Objective: Of all the lines in the data below, how many contain "cross"? Report that number alone.
##### Given records
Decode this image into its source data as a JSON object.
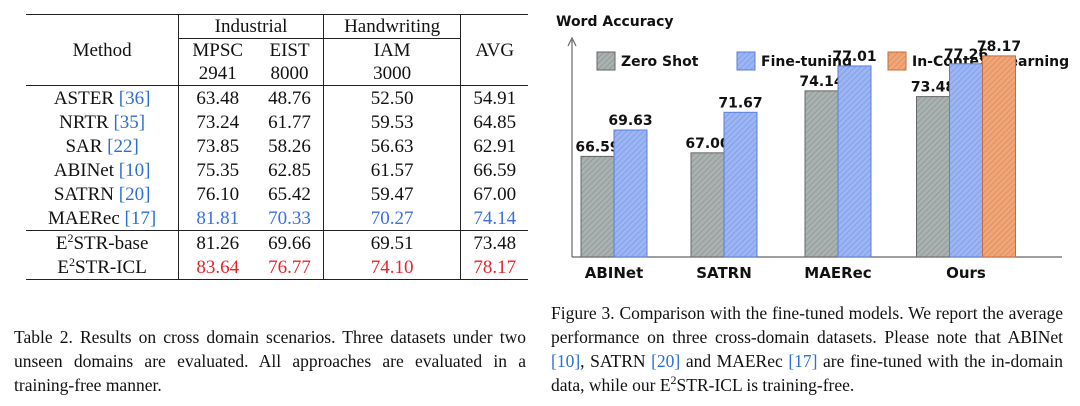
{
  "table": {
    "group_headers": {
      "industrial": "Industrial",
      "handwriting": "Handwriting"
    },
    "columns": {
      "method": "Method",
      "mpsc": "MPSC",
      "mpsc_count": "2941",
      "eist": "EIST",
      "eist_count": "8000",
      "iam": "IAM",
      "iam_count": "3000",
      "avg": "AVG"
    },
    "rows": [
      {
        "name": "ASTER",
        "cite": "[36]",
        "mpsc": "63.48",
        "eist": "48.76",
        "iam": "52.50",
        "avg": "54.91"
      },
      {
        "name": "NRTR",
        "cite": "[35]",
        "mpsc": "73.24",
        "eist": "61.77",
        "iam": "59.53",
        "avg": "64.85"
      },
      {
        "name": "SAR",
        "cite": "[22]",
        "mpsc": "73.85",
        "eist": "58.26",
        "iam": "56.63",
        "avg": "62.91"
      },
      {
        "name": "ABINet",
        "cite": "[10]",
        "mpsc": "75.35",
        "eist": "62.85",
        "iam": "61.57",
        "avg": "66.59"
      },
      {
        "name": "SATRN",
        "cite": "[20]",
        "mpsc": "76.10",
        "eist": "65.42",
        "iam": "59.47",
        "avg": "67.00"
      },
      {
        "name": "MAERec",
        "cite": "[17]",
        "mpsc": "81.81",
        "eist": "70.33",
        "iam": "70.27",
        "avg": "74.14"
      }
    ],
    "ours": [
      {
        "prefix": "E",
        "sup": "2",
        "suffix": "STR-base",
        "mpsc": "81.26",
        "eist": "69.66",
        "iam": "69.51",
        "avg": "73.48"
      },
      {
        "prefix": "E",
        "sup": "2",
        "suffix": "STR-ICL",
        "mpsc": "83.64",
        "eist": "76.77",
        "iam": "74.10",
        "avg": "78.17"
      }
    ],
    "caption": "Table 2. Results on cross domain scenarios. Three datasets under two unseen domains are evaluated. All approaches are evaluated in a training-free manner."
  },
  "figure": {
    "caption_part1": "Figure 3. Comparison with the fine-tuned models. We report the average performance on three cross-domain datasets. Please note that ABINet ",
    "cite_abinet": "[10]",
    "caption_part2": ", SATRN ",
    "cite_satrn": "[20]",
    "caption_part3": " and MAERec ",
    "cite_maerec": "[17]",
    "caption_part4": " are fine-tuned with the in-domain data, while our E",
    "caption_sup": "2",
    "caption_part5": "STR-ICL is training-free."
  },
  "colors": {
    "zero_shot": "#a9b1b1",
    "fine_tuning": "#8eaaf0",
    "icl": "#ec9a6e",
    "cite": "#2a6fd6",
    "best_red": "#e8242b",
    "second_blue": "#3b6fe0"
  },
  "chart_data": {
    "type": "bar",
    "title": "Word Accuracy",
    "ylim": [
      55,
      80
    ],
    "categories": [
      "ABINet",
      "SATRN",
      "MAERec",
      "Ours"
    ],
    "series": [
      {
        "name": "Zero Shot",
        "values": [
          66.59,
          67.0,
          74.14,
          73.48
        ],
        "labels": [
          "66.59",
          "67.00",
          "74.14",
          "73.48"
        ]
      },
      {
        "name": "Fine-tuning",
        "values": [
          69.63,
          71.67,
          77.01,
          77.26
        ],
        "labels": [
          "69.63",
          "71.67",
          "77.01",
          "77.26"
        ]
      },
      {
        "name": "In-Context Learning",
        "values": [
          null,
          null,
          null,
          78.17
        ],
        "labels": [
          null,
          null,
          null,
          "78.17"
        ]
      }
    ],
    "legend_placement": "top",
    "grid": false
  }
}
##########
##### Given records
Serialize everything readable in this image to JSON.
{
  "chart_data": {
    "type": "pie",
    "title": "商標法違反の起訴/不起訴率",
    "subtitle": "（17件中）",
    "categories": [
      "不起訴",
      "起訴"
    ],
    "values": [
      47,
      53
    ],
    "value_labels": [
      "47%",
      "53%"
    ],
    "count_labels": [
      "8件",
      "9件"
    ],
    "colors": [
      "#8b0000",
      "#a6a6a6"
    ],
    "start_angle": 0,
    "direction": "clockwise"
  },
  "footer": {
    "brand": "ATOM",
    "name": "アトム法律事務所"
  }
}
##########
Completed task: 2